# Job
Could you render all of the material below as a Markdown table with the columns Row and Line, giving each non-blank line its own numbered row and leaving out the pictures?
━━ Material supplied
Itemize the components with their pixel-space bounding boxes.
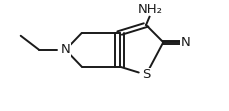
Text: NH₂: NH₂ [138,3,162,16]
Text: S: S [141,68,150,81]
Text: N: N [60,43,70,56]
Text: N: N [180,36,190,49]
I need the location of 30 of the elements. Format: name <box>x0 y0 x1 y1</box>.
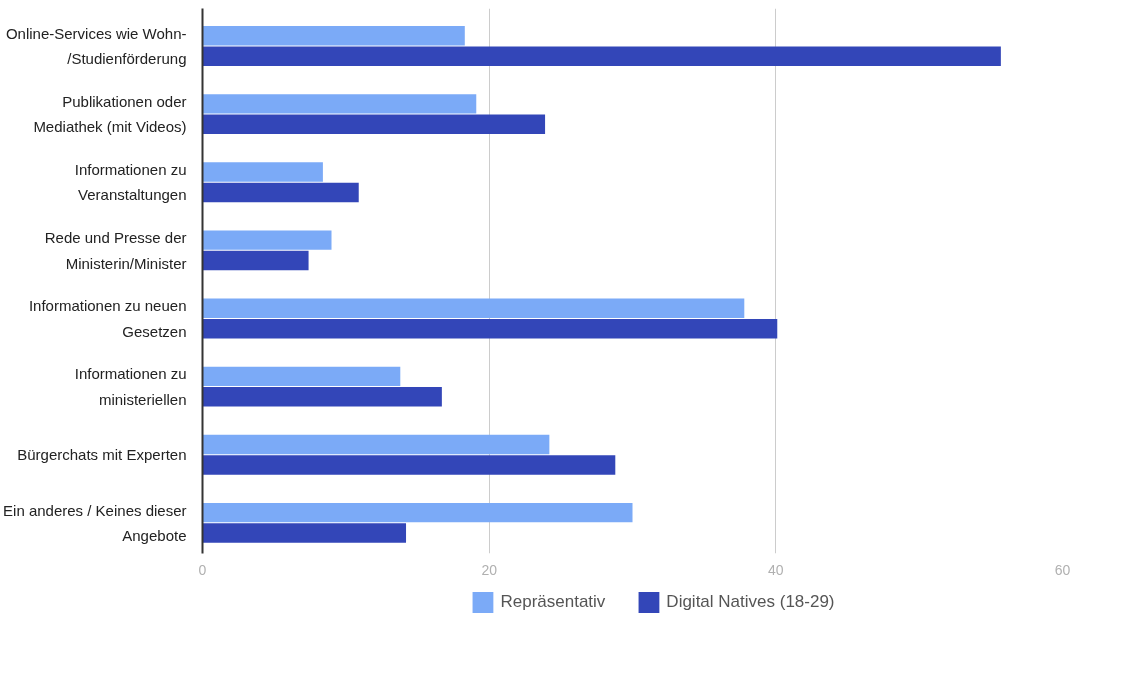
bar <box>202 26 465 46</box>
y-tick-label: Informationen zu Veranstaltungen <box>74 160 187 204</box>
bar <box>202 318 778 339</box>
x-tick-label: 0 <box>198 561 207 578</box>
bar <box>202 455 616 475</box>
bar <box>202 387 442 407</box>
y-tick-label: Bürgerchats mit Experten <box>17 446 187 464</box>
legend-label: Repräsentativ <box>500 592 606 612</box>
bar <box>202 250 309 271</box>
y-tick-label: Rede und Presse der Ministerin/Minister <box>44 229 187 272</box>
y-tick-label: Ein anderes / Keines dieser Angebote <box>3 501 187 545</box>
y-tick-label: Informationen zu ministeriellen <box>74 365 187 408</box>
bar <box>202 162 323 182</box>
bar <box>202 46 1001 66</box>
bar <box>202 434 550 455</box>
bar <box>202 182 359 203</box>
x-tick-label: 60 <box>1054 561 1071 578</box>
bar <box>202 114 546 135</box>
x-tick-label: 20 <box>481 561 498 578</box>
bar <box>202 94 477 114</box>
bar <box>202 523 407 543</box>
bar <box>202 230 332 250</box>
bar <box>202 366 401 387</box>
y-tick-label: Online-Services wie Wohn- /Studienförderung <box>5 24 187 68</box>
x-tick-label: 40 <box>768 561 784 578</box>
bar <box>202 298 745 318</box>
y-tick-label: Publikationen oder Mediathek (mit Videos) <box>33 92 187 136</box>
y-tick-label: Informationen zu neuen Gesetzen <box>28 297 187 340</box>
legend-label: Digital Natives (18-29) <box>666 592 835 612</box>
bar <box>202 502 633 523</box>
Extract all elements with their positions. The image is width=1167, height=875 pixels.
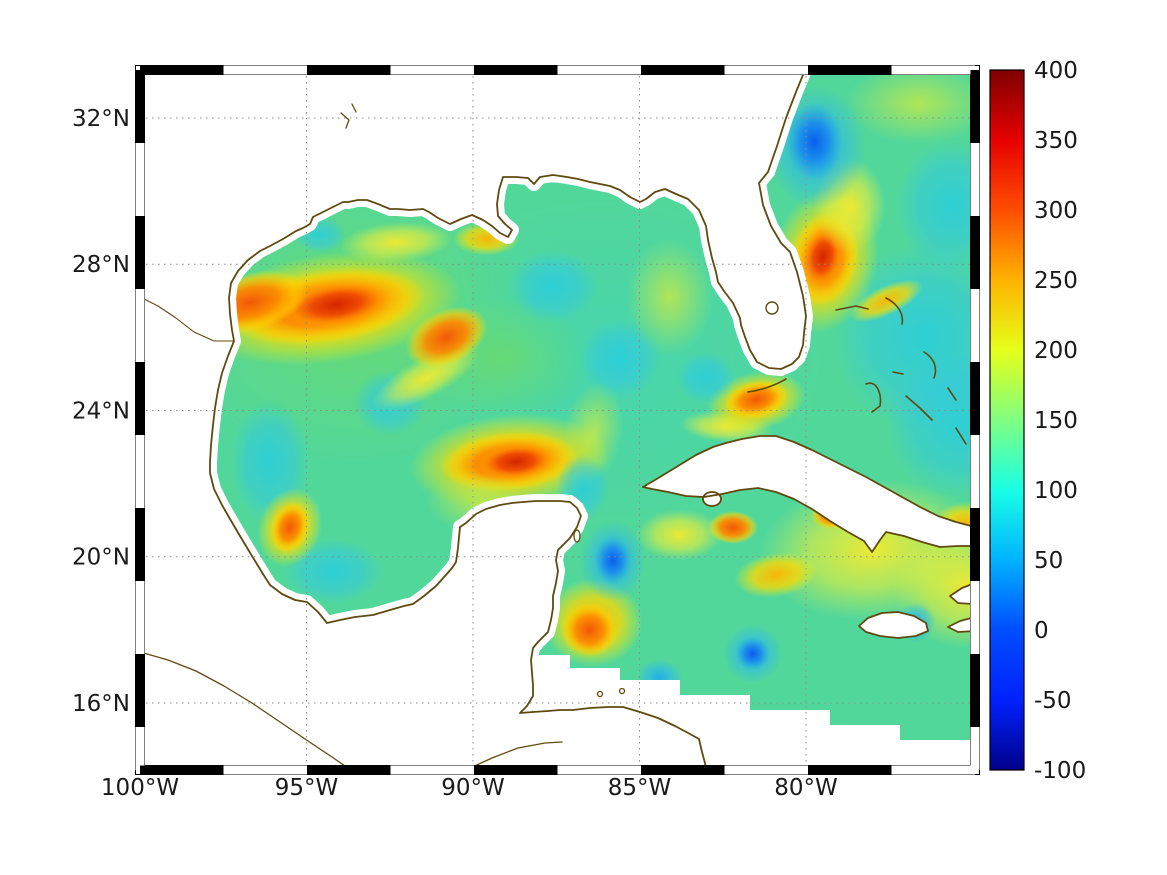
field-feature xyxy=(476,443,557,481)
field-feature xyxy=(734,552,818,598)
bay-island-1 xyxy=(596,690,604,698)
island-cuba xyxy=(643,436,975,552)
field-feature xyxy=(786,103,843,181)
coastline-cuba xyxy=(642,435,975,553)
latitude-tick-label: 16°N xyxy=(72,691,130,717)
longitude-tick-label: 80°W xyxy=(774,775,838,801)
colorbar-tick-label: 250 xyxy=(1034,268,1078,294)
pacific-coastline-mexico xyxy=(140,651,349,769)
longitude-tick-label: 85°W xyxy=(608,775,672,801)
florida-keys xyxy=(747,378,787,393)
coastline-isla-juventud xyxy=(702,491,722,507)
field-feature xyxy=(885,352,975,499)
island-jamaica xyxy=(859,612,928,638)
island-hispaniola-north-tip xyxy=(950,583,975,604)
colorbar-tick-label: 100 xyxy=(1034,478,1078,504)
field-feature xyxy=(626,238,713,356)
colorbar: 400 350 300 250 200 150 100 50 0 -50 -100 xyxy=(989,58,1086,784)
field-feature xyxy=(676,351,737,404)
bay-island-2 xyxy=(618,687,626,695)
coastline-jamaica xyxy=(858,611,929,639)
longitude-tick-label: 90°W xyxy=(441,775,505,801)
colorbar-tick-label: 0 xyxy=(1034,618,1049,644)
island-cozumel xyxy=(573,529,581,543)
lake-okeechobee xyxy=(765,301,779,315)
islands-bahamas xyxy=(835,297,967,445)
longitude-tick-label: 95°W xyxy=(275,775,339,801)
coastlines xyxy=(140,70,975,770)
island-hispaniola-south-tip xyxy=(948,617,975,632)
latitude-tick-label: 24°N xyxy=(72,398,130,424)
field-feature xyxy=(579,319,660,400)
colorbar-tick-label: 150 xyxy=(1034,408,1078,434)
pacific-coastline-guatemala xyxy=(465,741,563,770)
graticule xyxy=(140,70,975,770)
map-frame xyxy=(135,65,980,775)
field-feature xyxy=(280,280,393,329)
field-feature xyxy=(507,249,598,323)
colorbar-tick-label: 400 xyxy=(1034,58,1078,84)
field-feature xyxy=(405,306,488,369)
latitude-tick-label: 28°N xyxy=(72,252,130,278)
colorbar-tick-label: -100 xyxy=(1034,758,1086,784)
field-feature xyxy=(849,279,923,323)
coastline-hispaniola-tips xyxy=(947,582,975,633)
field-feature xyxy=(724,380,788,419)
field-feature xyxy=(594,536,632,585)
latitude-tick-label: 32°N xyxy=(72,106,130,132)
field-feature xyxy=(270,502,309,553)
rio-grande-river xyxy=(140,296,235,342)
colorbar-labels: 400 350 300 250 200 150 100 50 0 -50 -100 xyxy=(1034,58,1086,784)
field-feature xyxy=(895,139,975,272)
coastline-mainland xyxy=(209,70,807,770)
colorbar-tick-label: 50 xyxy=(1034,548,1063,574)
latitude-axis-labels: 32°N 28°N 24°N 20°N 16°N xyxy=(72,106,130,717)
field-feature xyxy=(636,509,723,561)
field-feature xyxy=(845,70,975,144)
colorbar-tick-label: -50 xyxy=(1034,688,1072,714)
colorbar-tick-label: 350 xyxy=(1034,128,1078,154)
field-feature xyxy=(561,602,618,658)
latitude-tick-label: 20°N xyxy=(72,545,130,571)
longitude-tick-label: 100°W xyxy=(101,775,179,801)
colorbar-tick-label: 300 xyxy=(1034,198,1078,224)
colorbar-bar xyxy=(989,69,1025,771)
colorbar-tick-label: 200 xyxy=(1034,338,1078,364)
longitude-axis-labels: 100°W 95°W 90°W 85°W 80°W xyxy=(101,775,838,801)
texas-lakes xyxy=(340,103,357,129)
field-feature xyxy=(736,637,770,671)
━━━━
# Answer
| Row | Line |
|---|---|
| 1 | Itemize the components with their pixel-space bounding boxes. |
| 2 | Text: NH₂: NH₂ [138,3,162,16] |
| 3 | Text: S: S [141,68,150,81] |
| 4 | Text: N: N [60,43,70,56] |
| 5 | Text: N: N [180,36,190,49] |
| 6 | I need the location of 30 of the elements. Format: name <box>x0 y0 x1 y1</box>. |
| 7 | bar <box>202 26 465 46</box> |
| 8 | y-tick-label: Informationen zu Veranstaltungen <box>74 160 187 204</box> |
| 9 | bar <box>202 318 778 339</box> |
| 10 | x-tick-label: 0 <box>198 561 207 578</box> |
| 11 | bar <box>202 455 616 475</box> |
| 12 | bar <box>202 387 442 407</box> |
| 13 | y-tick-label: Bürgerchats mit Experten <box>17 446 187 464</box> |
| 14 | legend-label: Repräsentativ <box>500 592 606 612</box> |
| 15 | bar <box>202 250 309 271</box> |
| 16 | y-tick-label: Rede und Presse der Ministerin/Minister <box>44 229 187 272</box> |
| 17 | y-tick-label: Ein anderes / Keines dieser Angebote <box>3 501 187 545</box> |
| 18 | y-tick-label: Informationen zu ministeriellen <box>74 365 187 408</box> |
| 19 | bar <box>202 162 323 182</box> |
| 20 | bar <box>202 46 1001 66</box> |
| 21 | bar <box>202 434 550 455</box> |
| 22 | bar <box>202 182 359 203</box> |
| 23 | x-tick-label: 60 <box>1054 561 1071 578</box> |
| 24 | bar <box>202 114 546 135</box> |
| 25 | x-tick-label: 20 <box>481 561 498 578</box> |
| 26 | bar <box>202 94 477 114</box> |
| 27 | bar <box>202 523 407 543</box> |
| 28 | bar <box>202 230 332 250</box> |
| 29 | bar <box>202 366 401 387</box> |
| 30 | y-tick-label: Online-Services wie Wohn- /Studienförderung <box>5 24 187 68</box> |
| 31 | x-tick-label: 40 <box>768 561 784 578</box> |
| 32 | bar <box>202 298 745 318</box> |
| 33 | y-tick-label: Publikationen oder Mediathek (mit Videos) <box>33 92 187 136</box> |
| 34 | y-tick-label: Informationen zu neuen Gesetzen <box>28 297 187 340</box> |
| 35 | legend-label: Digital Natives (18-29) <box>666 592 835 612</box> |
| 36 | bar <box>202 502 633 523</box> |
| 37 | Extract all elements with their positions. The image is width=1167, height=875 pixels. |
| 38 | field-feature xyxy=(476,443,557,481) |
| 39 | field-feature xyxy=(734,552,818,598) |
| 40 | bay-island-1 xyxy=(596,690,604,698) |
| 41 | island-cuba xyxy=(643,436,975,552) |
| 42 | field-feature xyxy=(786,103,843,181) |
| 43 | coastline-cuba xyxy=(642,435,975,553) |
| 44 | latitude-tick-label: 16°N xyxy=(72,691,130,717) |
| 45 | longitude-tick-label: 80°W xyxy=(774,775,838,801) |
| 46 | colorbar-tick-label: 250 xyxy=(1034,268,1078,294) |
| 47 | pacific-coastline-mexico xyxy=(140,651,349,769) |
| 48 | longitude-tick-label: 85°W xyxy=(608,775,672,801) |
| 49 | florida-keys xyxy=(747,378,787,393) |
| 50 | coastline-isla-juventud xyxy=(702,491,722,507) |
| 51 | field-feature xyxy=(885,352,975,499) |
| 52 | island-jamaica xyxy=(859,612,928,638) |
| 53 | island-hispaniola-north-tip xyxy=(950,583,975,604) |
| 54 | colorbar-tick-label: 100 xyxy=(1034,478,1078,504) |
| 55 | field-feature xyxy=(626,238,713,356) |
| 56 | colorbar: 400 350 300 250 200 150 100 50 0 -50 -100 xyxy=(989,58,1086,784) |
| 57 | field-feature xyxy=(676,351,737,404) |
| 58 | bay-island-2 xyxy=(618,687,626,695) |
| 59 | coastline-jamaica xyxy=(858,611,929,639) |
| 60 | longitude-tick-label: 90°W xyxy=(441,775,505,801) |
| 61 | colorbar-tick-label: 0 xyxy=(1034,618,1049,644) |
| 62 | island-cozumel xyxy=(573,529,581,543) |
| 63 | lake-okeechobee xyxy=(765,301,779,315) |
| 64 | islands-bahamas xyxy=(835,297,967,445) |
| 65 | longitude-tick-label: 95°W xyxy=(275,775,339,801) |
| 66 | coastlines xyxy=(140,70,975,770) |
| 67 | island-hispaniola-south-tip xyxy=(948,617,975,632) |
| 68 | latitude-tick-label: 24°N xyxy=(72,398,130,424) |
| 69 | field-feature xyxy=(579,319,660,400) |
| 70 | colorbar-tick-label: 150 xyxy=(1034,408,1078,434) |
| 71 | pacific-coastline-guatemala xyxy=(465,741,563,770) |
| 72 | graticule xyxy=(140,70,975,770) |
| 73 | map-frame xyxy=(135,65,980,775) |
| 74 | field-feature xyxy=(280,280,393,329) |
| 75 | field-feature xyxy=(507,249,598,323) |
| 76 | colorbar-tick-label: 400 xyxy=(1034,58,1078,84) |
| 77 | field-feature xyxy=(405,306,488,369) |
| 78 | latitude-tick-label: 28°N xyxy=(72,252,130,278) |
| 79 | colorbar-tick-label: -100 xyxy=(1034,758,1086,784) |
| 80 | field-feature xyxy=(849,279,923,323) |
| 81 | coastline-hispaniola-tips xyxy=(947,582,975,633) |
| 82 | field-feature xyxy=(724,380,788,419) |
| 83 | field-feature xyxy=(594,536,632,585) |
| 84 | latitude-tick-label: 32°N xyxy=(72,106,130,132) |
| 85 | field-feature xyxy=(270,502,309,553) |
| 86 | rio-grande-river xyxy=(140,296,235,342) |
| 87 | colorbar-labels: 400 350 300 250 200 150 100 50 0 -50 -100 xyxy=(1034,58,1086,784) |
| 88 | field-feature xyxy=(895,139,975,272) |
| 89 | coastline-mainland xyxy=(209,70,807,770) |
| 90 | colorbar-tick-label: 50 xyxy=(1034,548,1063,574) |
| 91 | latitude-axis-labels: 32°N 28°N 24°N 20°N 16°N xyxy=(72,106,130,717) |
| 92 | field-feature xyxy=(636,509,723,561) |
| 93 | field-feature xyxy=(845,70,975,144) |
| 94 | colorbar-tick-label: -50 xyxy=(1034,688,1072,714) |
| 95 | colorbar-tick-label: 350 xyxy=(1034,128,1078,154) |
| 96 | field-feature xyxy=(561,602,618,658) |
| 97 | latitude-tick-label: 20°N xyxy=(72,545,130,571) |
| 98 | longitude-tick-label: 100°W xyxy=(101,775,179,801) |
| 99 | colorbar-tick-label: 300 xyxy=(1034,198,1078,224) |
| 100 | colorbar-bar xyxy=(989,69,1025,771) |
| 101 | colorbar-tick-label: 200 xyxy=(1034,338,1078,364) |
| 102 | longitude-axis-labels: 100°W 95°W 90°W 85°W 80°W xyxy=(101,775,838,801) |
| 103 | texas-lakes xyxy=(340,103,357,129) |
| 104 | field-feature xyxy=(736,637,770,671) |